** Begin DATA **
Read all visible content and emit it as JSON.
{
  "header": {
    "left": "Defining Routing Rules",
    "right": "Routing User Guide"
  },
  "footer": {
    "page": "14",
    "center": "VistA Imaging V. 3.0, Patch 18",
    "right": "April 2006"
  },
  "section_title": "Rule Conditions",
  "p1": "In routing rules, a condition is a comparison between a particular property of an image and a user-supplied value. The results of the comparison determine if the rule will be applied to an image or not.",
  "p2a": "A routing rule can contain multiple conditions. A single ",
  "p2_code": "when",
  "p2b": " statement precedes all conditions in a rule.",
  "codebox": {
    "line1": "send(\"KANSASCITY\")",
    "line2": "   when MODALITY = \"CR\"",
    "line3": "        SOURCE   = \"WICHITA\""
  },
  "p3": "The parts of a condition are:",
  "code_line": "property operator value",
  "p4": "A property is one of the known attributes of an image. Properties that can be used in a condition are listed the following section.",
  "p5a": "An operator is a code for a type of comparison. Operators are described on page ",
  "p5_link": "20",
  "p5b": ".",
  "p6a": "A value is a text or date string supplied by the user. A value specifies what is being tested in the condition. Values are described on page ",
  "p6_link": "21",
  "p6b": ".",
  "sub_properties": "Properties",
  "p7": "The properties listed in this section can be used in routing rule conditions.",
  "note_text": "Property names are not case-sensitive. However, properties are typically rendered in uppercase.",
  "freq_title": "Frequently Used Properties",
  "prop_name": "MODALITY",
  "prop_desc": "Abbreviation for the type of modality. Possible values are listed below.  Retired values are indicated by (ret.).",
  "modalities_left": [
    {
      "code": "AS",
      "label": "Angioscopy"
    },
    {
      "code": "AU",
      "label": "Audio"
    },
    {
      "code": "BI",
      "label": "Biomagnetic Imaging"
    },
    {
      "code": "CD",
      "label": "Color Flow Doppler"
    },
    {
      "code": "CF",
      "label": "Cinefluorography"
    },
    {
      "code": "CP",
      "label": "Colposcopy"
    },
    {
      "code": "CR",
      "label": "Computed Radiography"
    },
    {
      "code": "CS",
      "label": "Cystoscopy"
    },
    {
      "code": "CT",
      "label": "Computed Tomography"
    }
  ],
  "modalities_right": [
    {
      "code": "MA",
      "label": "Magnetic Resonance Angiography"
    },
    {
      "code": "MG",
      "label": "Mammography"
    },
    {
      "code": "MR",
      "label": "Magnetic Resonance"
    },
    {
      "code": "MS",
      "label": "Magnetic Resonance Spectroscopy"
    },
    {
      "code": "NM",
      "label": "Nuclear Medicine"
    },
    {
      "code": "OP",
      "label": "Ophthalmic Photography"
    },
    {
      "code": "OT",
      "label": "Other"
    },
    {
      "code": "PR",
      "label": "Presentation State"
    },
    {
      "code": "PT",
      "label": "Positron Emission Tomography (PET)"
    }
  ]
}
** End DATA **
Using the material above, gather every line that includes "Resonance".

▶ **THE RESPONSE**
      "label": "Magnetic Resonance Angiography"
      "label": "Magnetic Resonance"
      "label": "Magnetic Resonance Spectroscopy"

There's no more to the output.